Could you transcribe every record below exactly as written, leaving out any pictures?
★ ★ ★ ★
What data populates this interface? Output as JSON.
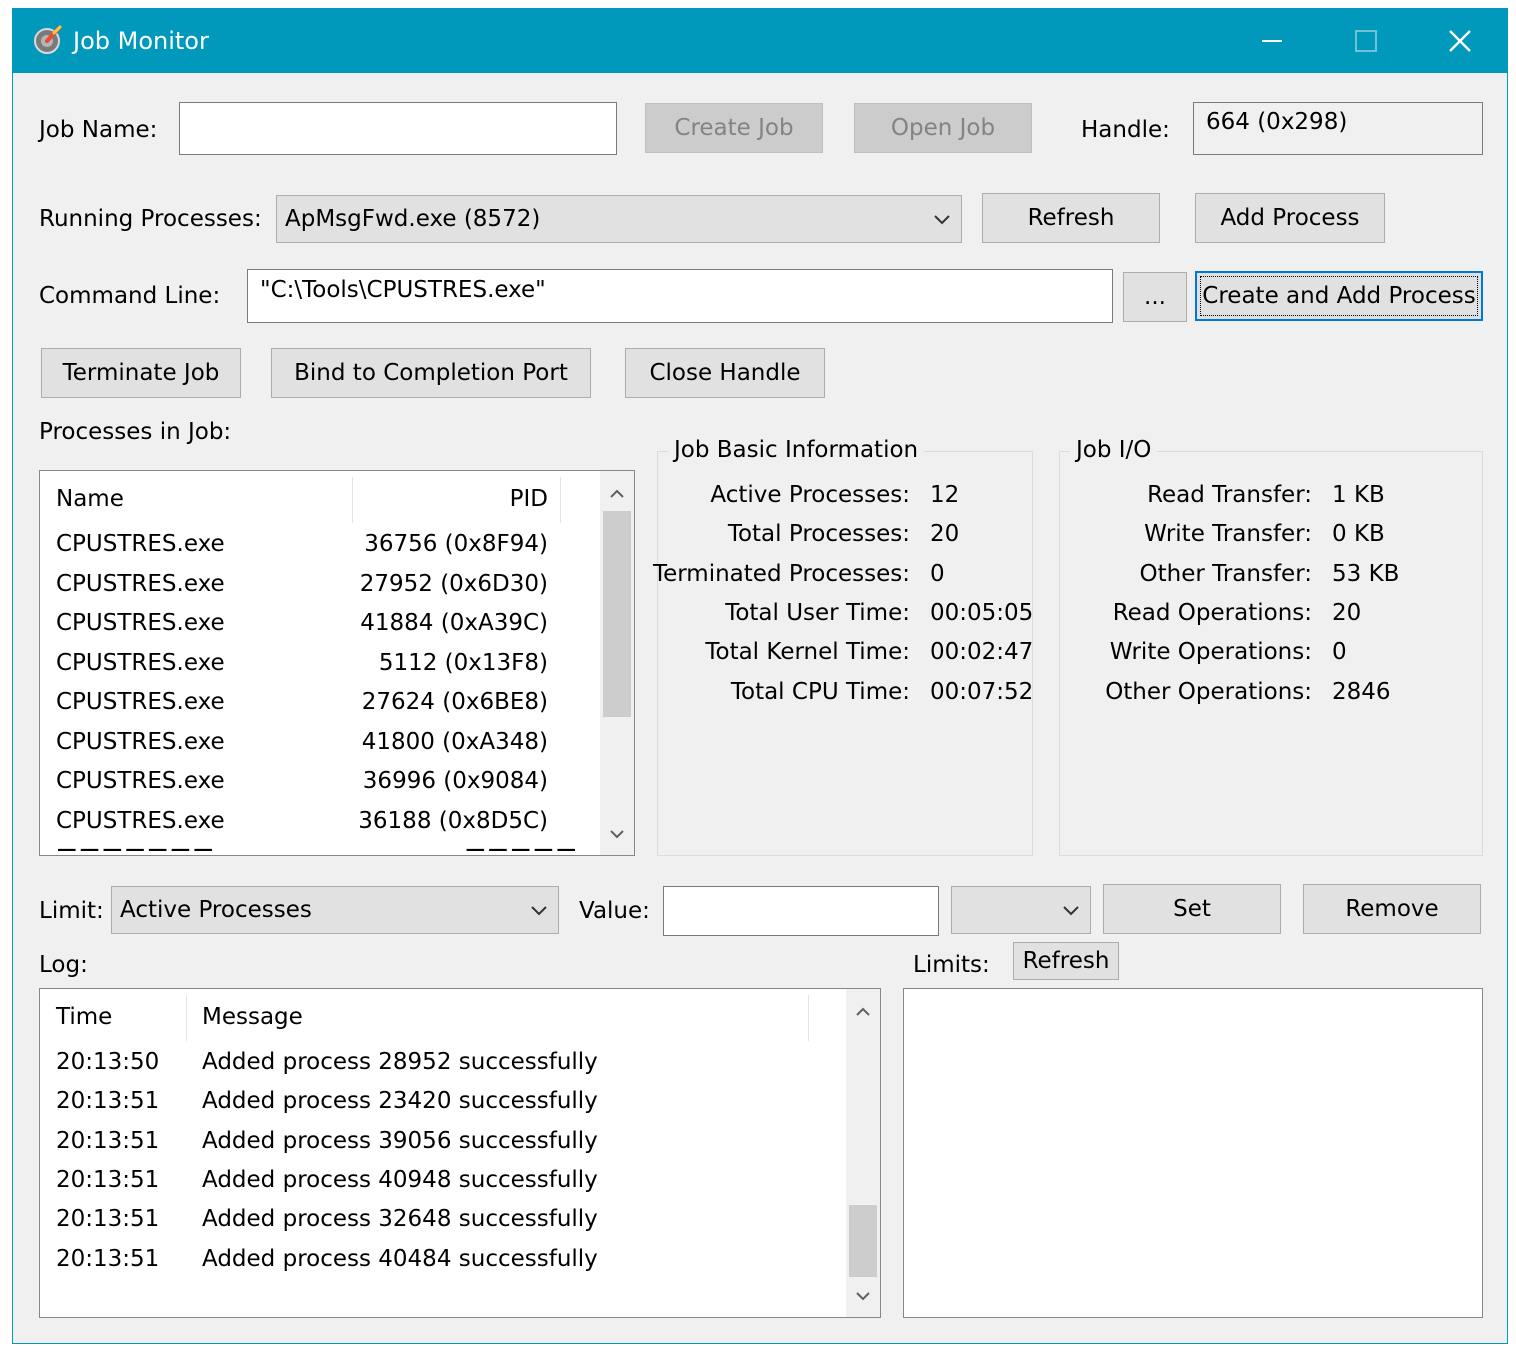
{
  "window": {
    "title": "Job Monitor",
    "accent": "#0099bc",
    "controls": {
      "minimize": "minimize-icon",
      "maximize": "maximize-icon",
      "close": "close-icon"
    }
  },
  "job": {
    "name_label": "Job Name:",
    "name_value": "",
    "create_label": "Create Job",
    "open_label": "Open Job",
    "handle_label": "Handle:",
    "handle_value": "664 (0x298)"
  },
  "processes": {
    "label": "Running Processes:",
    "selected": "ApMsgFwd.exe (8572)",
    "refresh_label": "Refresh",
    "add_label": "Add Process"
  },
  "command": {
    "label": "Command Line:",
    "value": "\"C:\\Tools\\CPUSTRES.exe\"",
    "browse_label": "...",
    "create_add_label": "Create and Add Process"
  },
  "actions": {
    "terminate_label": "Terminate Job",
    "bind_label": "Bind to Completion Port",
    "close_label": "Close Handle"
  },
  "job_processes": {
    "label": "Processes in Job:",
    "columns": {
      "name": "Name",
      "pid": "PID"
    },
    "rows": [
      {
        "name": "CPUSTRES.exe",
        "pid": "36756 (0x8F94)"
      },
      {
        "name": "CPUSTRES.exe",
        "pid": "27952 (0x6D30)"
      },
      {
        "name": "CPUSTRES.exe",
        "pid": "41884 (0xA39C)"
      },
      {
        "name": "CPUSTRES.exe",
        "pid": "5112 (0x13F8)"
      },
      {
        "name": "CPUSTRES.exe",
        "pid": "27624 (0x6BE8)"
      },
      {
        "name": "CPUSTRES.exe",
        "pid": "41800 (0xA348)"
      },
      {
        "name": "CPUSTRES.exe",
        "pid": "36996 (0x9084)"
      },
      {
        "name": "CPUSTRES.exe",
        "pid": "36188 (0x8D5C)"
      }
    ]
  },
  "basic_info": {
    "title": "Job Basic Information",
    "items": [
      {
        "label": "Active Processes:",
        "value": "12"
      },
      {
        "label": "Total Processes:",
        "value": "20"
      },
      {
        "label": "Terminated Processes:",
        "value": "0"
      },
      {
        "label": "Total User Time:",
        "value": "00:05:05"
      },
      {
        "label": "Total Kernel Time:",
        "value": "00:02:47"
      },
      {
        "label": "Total CPU Time:",
        "value": "00:07:52"
      }
    ]
  },
  "io_info": {
    "title": "Job I/O",
    "items": [
      {
        "label": "Read Transfer:",
        "value": "1 KB"
      },
      {
        "label": "Write Transfer:",
        "value": "0 KB"
      },
      {
        "label": "Other Transfer:",
        "value": "53 KB"
      },
      {
        "label": "Read Operations:",
        "value": "20"
      },
      {
        "label": "Write Operations:",
        "value": "0"
      },
      {
        "label": "Other Operations:",
        "value": "2846"
      }
    ]
  },
  "limit": {
    "label": "Limit:",
    "selected": "Active Processes",
    "value_label": "Value:",
    "value": "",
    "unit_selected": "",
    "set_label": "Set",
    "remove_label": "Remove"
  },
  "log": {
    "label": "Log:",
    "columns": {
      "time": "Time",
      "message": "Message"
    },
    "rows": [
      {
        "time": "20:13:50",
        "message": "Added process 28952 successfully"
      },
      {
        "time": "20:13:51",
        "message": "Added process 23420 successfully"
      },
      {
        "time": "20:13:51",
        "message": "Added process 39056 successfully"
      },
      {
        "time": "20:13:51",
        "message": "Added process 40948 successfully"
      },
      {
        "time": "20:13:51",
        "message": "Added process 32648 successfully"
      },
      {
        "time": "20:13:51",
        "message": "Added process 40484 successfully"
      }
    ]
  },
  "limits": {
    "label": "Limits:",
    "refresh_label": "Refresh"
  }
}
★ ★ ★ ★
- The result:
What data populates this interface? Output as JSON.
{
  "window": {
    "title": "Job Monitor",
    "accent": "#0099bc",
    "controls": {
      "minimize": "minimize-icon",
      "maximize": "maximize-icon",
      "close": "close-icon"
    }
  },
  "job": {
    "name_label": "Job Name:",
    "name_value": "",
    "create_label": "Create Job",
    "open_label": "Open Job",
    "handle_label": "Handle:",
    "handle_value": "664 (0x298)"
  },
  "processes": {
    "label": "Running Processes:",
    "selected": "ApMsgFwd.exe (8572)",
    "refresh_label": "Refresh",
    "add_label": "Add Process"
  },
  "command": {
    "label": "Command Line:",
    "value": "\"C:\\Tools\\CPUSTRES.exe\"",
    "browse_label": "...",
    "create_add_label": "Create and Add Process"
  },
  "actions": {
    "terminate_label": "Terminate Job",
    "bind_label": "Bind to Completion Port",
    "close_label": "Close Handle"
  },
  "job_processes": {
    "label": "Processes in Job:",
    "columns": {
      "name": "Name",
      "pid": "PID"
    },
    "rows": [
      {
        "name": "CPUSTRES.exe",
        "pid": "36756 (0x8F94)"
      },
      {
        "name": "CPUSTRES.exe",
        "pid": "27952 (0x6D30)"
      },
      {
        "name": "CPUSTRES.exe",
        "pid": "41884 (0xA39C)"
      },
      {
        "name": "CPUSTRES.exe",
        "pid": "5112 (0x13F8)"
      },
      {
        "name": "CPUSTRES.exe",
        "pid": "27624 (0x6BE8)"
      },
      {
        "name": "CPUSTRES.exe",
        "pid": "41800 (0xA348)"
      },
      {
        "name": "CPUSTRES.exe",
        "pid": "36996 (0x9084)"
      },
      {
        "name": "CPUSTRES.exe",
        "pid": "36188 (0x8D5C)"
      }
    ]
  },
  "basic_info": {
    "title": "Job Basic Information",
    "items": [
      {
        "label": "Active Processes:",
        "value": "12"
      },
      {
        "label": "Total Processes:",
        "value": "20"
      },
      {
        "label": "Terminated Processes:",
        "value": "0"
      },
      {
        "label": "Total User Time:",
        "value": "00:05:05"
      },
      {
        "label": "Total Kernel Time:",
        "value": "00:02:47"
      },
      {
        "label": "Total CPU Time:",
        "value": "00:07:52"
      }
    ]
  },
  "io_info": {
    "title": "Job I/O",
    "items": [
      {
        "label": "Read Transfer:",
        "value": "1 KB"
      },
      {
        "label": "Write Transfer:",
        "value": "0 KB"
      },
      {
        "label": "Other Transfer:",
        "value": "53 KB"
      },
      {
        "label": "Read Operations:",
        "value": "20"
      },
      {
        "label": "Write Operations:",
        "value": "0"
      },
      {
        "label": "Other Operations:",
        "value": "2846"
      }
    ]
  },
  "limit": {
    "label": "Limit:",
    "selected": "Active Processes",
    "value_label": "Value:",
    "value": "",
    "unit_selected": "",
    "set_label": "Set",
    "remove_label": "Remove"
  },
  "log": {
    "label": "Log:",
    "columns": {
      "time": "Time",
      "message": "Message"
    },
    "rows": [
      {
        "time": "20:13:50",
        "message": "Added process 28952 successfully"
      },
      {
        "time": "20:13:51",
        "message": "Added process 23420 successfully"
      },
      {
        "time": "20:13:51",
        "message": "Added process 39056 successfully"
      },
      {
        "time": "20:13:51",
        "message": "Added process 40948 successfully"
      },
      {
        "time": "20:13:51",
        "message": "Added process 32648 successfully"
      },
      {
        "time": "20:13:51",
        "message": "Added process 40484 successfully"
      }
    ]
  },
  "limits": {
    "label": "Limits:",
    "refresh_label": "Refresh"
  }
}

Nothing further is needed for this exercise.